↓↓↓

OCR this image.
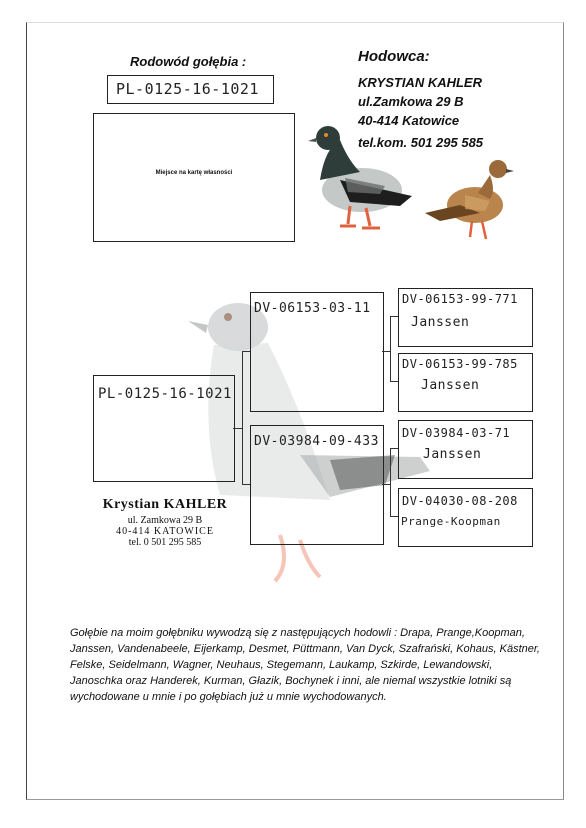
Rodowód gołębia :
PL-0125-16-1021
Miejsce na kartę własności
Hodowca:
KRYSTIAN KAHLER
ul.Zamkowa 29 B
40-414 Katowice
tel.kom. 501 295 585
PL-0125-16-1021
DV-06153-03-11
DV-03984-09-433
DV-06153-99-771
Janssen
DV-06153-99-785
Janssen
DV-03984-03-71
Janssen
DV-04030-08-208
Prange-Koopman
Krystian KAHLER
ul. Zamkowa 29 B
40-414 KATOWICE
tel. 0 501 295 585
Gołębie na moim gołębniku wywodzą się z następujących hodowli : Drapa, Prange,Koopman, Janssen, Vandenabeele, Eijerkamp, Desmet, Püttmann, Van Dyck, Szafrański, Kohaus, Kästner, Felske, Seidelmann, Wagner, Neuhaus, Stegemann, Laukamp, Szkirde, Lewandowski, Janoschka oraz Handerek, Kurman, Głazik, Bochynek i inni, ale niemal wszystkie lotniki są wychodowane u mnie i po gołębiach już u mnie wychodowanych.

↑↑↑
↓↓↓

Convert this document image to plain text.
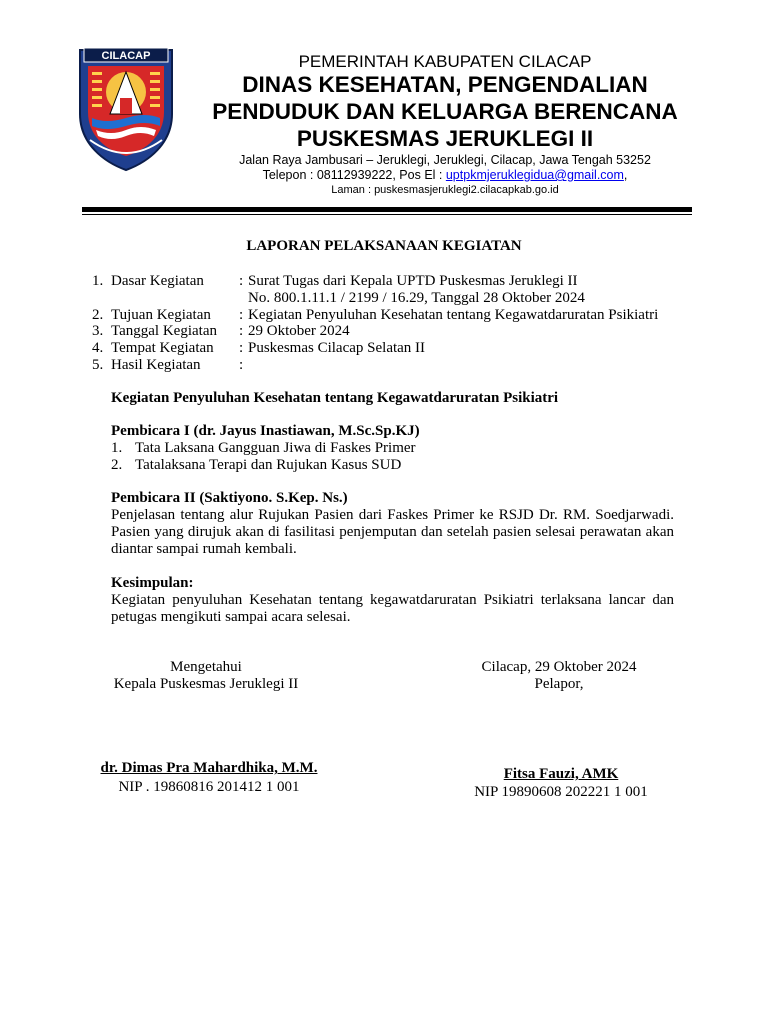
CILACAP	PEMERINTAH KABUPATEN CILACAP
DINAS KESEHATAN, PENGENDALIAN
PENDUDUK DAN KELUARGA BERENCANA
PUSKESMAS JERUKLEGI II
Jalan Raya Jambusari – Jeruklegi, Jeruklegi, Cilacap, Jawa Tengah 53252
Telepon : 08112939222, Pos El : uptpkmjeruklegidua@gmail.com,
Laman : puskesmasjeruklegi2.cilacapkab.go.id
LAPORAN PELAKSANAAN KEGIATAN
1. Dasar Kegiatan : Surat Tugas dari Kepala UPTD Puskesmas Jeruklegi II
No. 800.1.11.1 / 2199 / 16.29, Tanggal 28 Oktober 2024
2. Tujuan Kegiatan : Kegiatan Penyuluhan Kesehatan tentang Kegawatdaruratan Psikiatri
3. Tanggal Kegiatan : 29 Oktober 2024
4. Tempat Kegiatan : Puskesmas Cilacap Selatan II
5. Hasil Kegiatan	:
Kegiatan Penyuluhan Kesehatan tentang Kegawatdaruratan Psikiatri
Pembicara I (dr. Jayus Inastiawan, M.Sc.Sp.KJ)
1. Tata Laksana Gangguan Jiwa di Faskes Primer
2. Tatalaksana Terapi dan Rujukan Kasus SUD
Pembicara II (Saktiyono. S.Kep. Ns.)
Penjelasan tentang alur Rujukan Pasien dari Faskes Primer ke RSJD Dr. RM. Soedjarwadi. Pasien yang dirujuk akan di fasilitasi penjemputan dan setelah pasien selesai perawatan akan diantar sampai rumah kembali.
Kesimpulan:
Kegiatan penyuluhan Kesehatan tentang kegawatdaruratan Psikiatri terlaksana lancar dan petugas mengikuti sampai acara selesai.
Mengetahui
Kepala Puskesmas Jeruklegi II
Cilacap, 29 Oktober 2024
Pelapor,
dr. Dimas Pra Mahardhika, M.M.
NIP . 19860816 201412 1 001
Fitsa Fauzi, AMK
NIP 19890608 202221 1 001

↑↑↑

## [SHORT TASK]
Look through the lines above and collect those with the word "sampai".

## [EXERCISE RESULT]
Penjelasan tentang alur Rujukan Pasien dari Faskes Primer ke RSJD Dr. RM. Soedjarwadi. Pasien yang dirujuk akan di fasilitasi penjemputan dan setelah pasien selesai perawatan akan diantar sampai rumah kembali.
Kegiatan penyuluhan Kesehatan tentang kegawatdaruratan Psikiatri terlaksana lancar dan petugas mengikuti sampai acara selesai.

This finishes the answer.